**Written instruction**
Make an exact copy of all the entries below, with the pictures left out.

**Items**
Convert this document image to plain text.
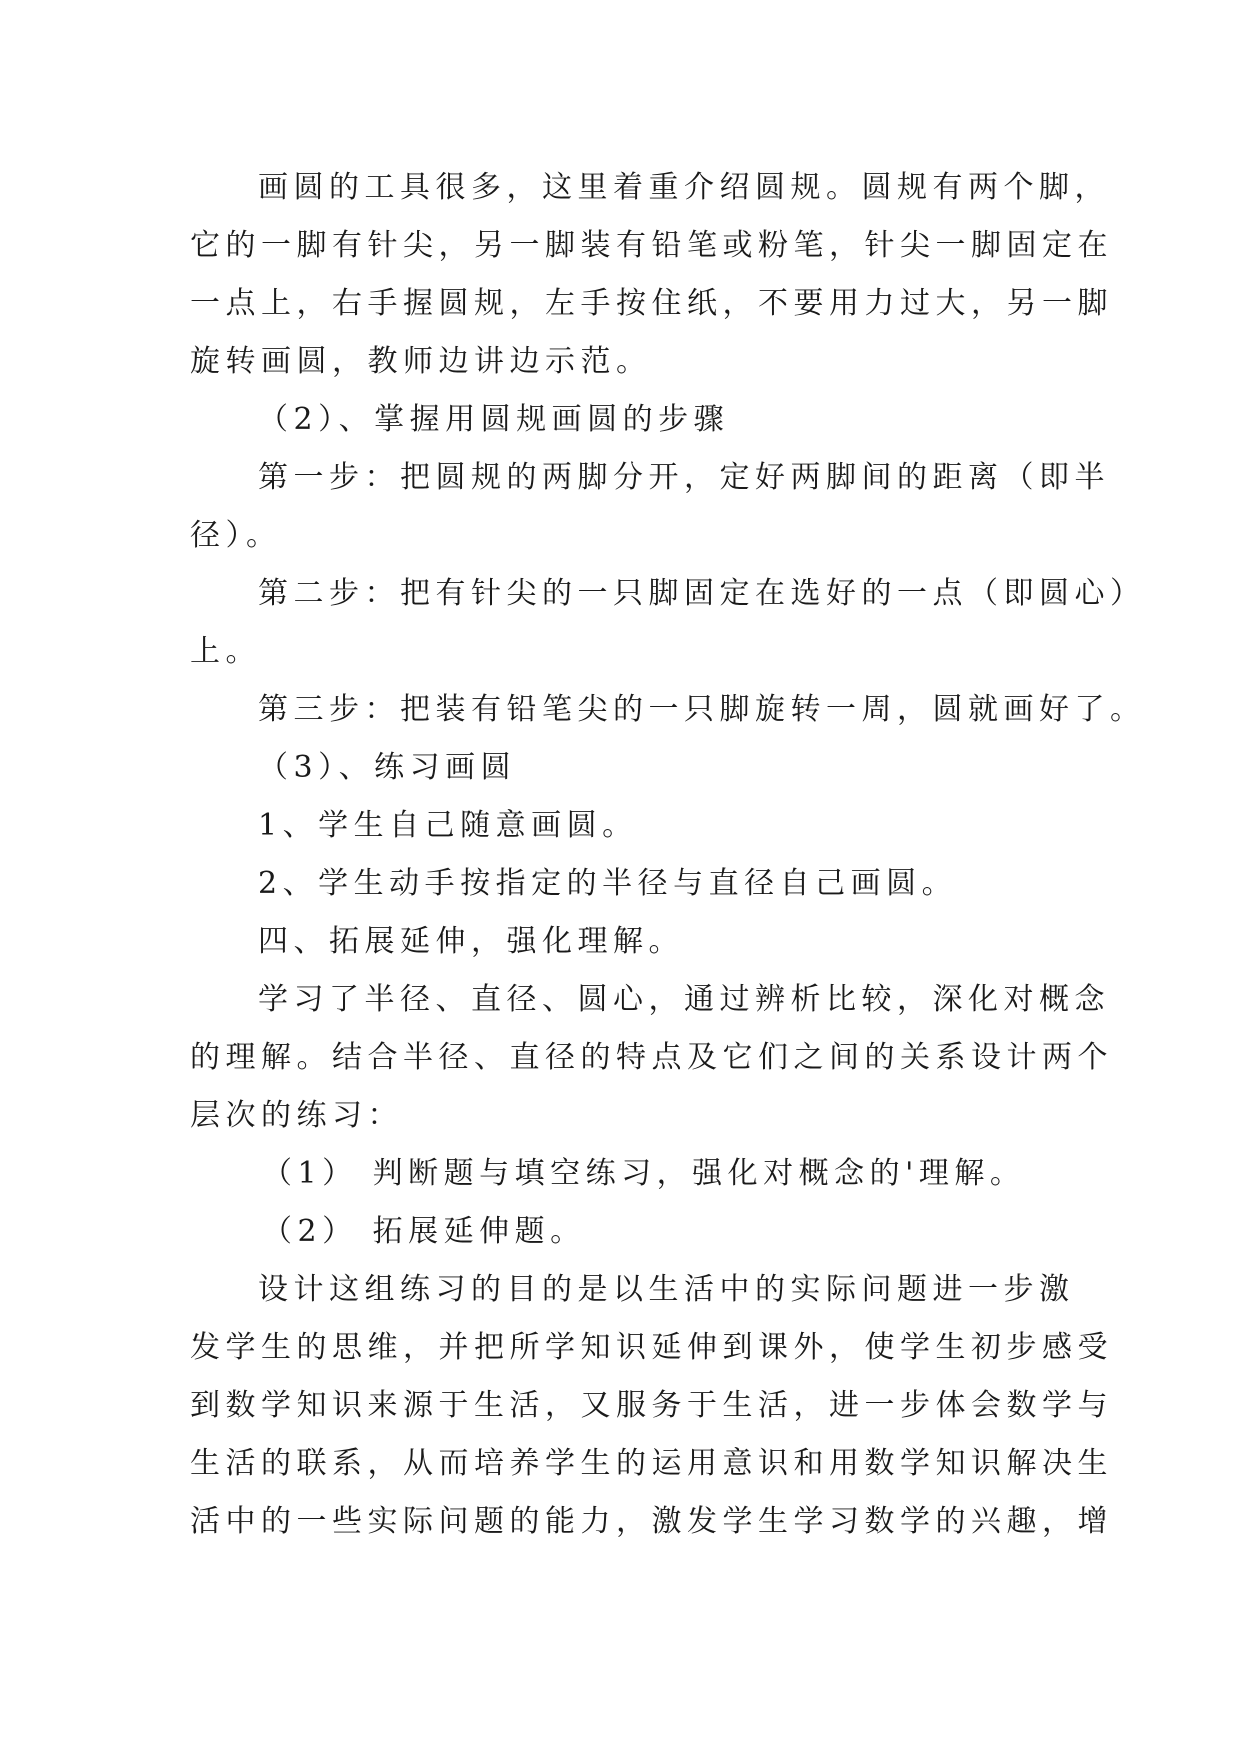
画圆的工具很多，这里着重介绍圆规。圆规有两个脚，
它的一脚有针尖，另一脚装有铅笔或粉笔，针尖一脚固定在
一点上，右手握圆规，左手按住纸，不要用力过大，另一脚
旋转画圆，教师边讲边示范。
（2）、掌握用圆规画圆的步骤
第一步：把圆规的两脚分开，定好两脚间的距离（即半
径）。
第二步：把有针尖的一只脚固定在选好的一点（即圆心）
上。
第三步：把装有铅笔尖的一只脚旋转一周，圆就画好了。
（3）、练习画圆
1、学生自己随意画圆。
2、学生动手按指定的半径与直径自己画圆。
四、拓展延伸，强化理解。
学习了半径、直径、圆心，通过辨析比较，深化对概念
的理解。结合半径、直径的特点及它们之间的关系设计两个
层次的练习：
（1） 判断题与填空练习，强化对概念的'理解。
（2） 拓展延伸题。
设计这组练习的目的是以生活中的实际问题进一步激
发学生的思维，并把所学知识延伸到课外，使学生初步感受
到数学知识来源于生活，又服务于生活，进一步体会数学与
生活的联系，从而培养学生的运用意识和用数学知识解决生
活中的一些实际问题的能力，激发学生学习数学的兴趣，增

**Response to this task**
Convert this document image to plain text.
画圆的工具很多，这里着重介绍圆规。圆规有两个脚，
它的一脚有针尖，另一脚装有铅笔或粉笔，针尖一脚固定在
一点上，右手握圆规，左手按住纸，不要用力过大，另一脚
旋转画圆，教师边讲边示范。
（2）、掌握用圆规画圆的步骤
第一步：把圆规的两脚分开，定好两脚间的距离（即半
径）。
第二步：把有针尖的一只脚固定在选好的一点（即圆心）
上。
第三步：把装有铅笔尖的一只脚旋转一周，圆就画好了。
（3）、练习画圆
1、学生自己随意画圆。
2、学生动手按指定的半径与直径自己画圆。
四、拓展延伸，强化理解。
学习了半径、直径、圆心，通过辨析比较，深化对概念
的理解。结合半径、直径的特点及它们之间的关系设计两个
层次的练习：
（1） 判断题与填空练习，强化对概念的'理解。
（2） 拓展延伸题。
设计这组练习的目的是以生活中的实际问题进一步激
发学生的思维，并把所学知识延伸到课外，使学生初步感受
到数学知识来源于生活，又服务于生活，进一步体会数学与
生活的联系，从而培养学生的运用意识和用数学知识解决生
活中的一些实际问题的能力，激发学生学习数学的兴趣，增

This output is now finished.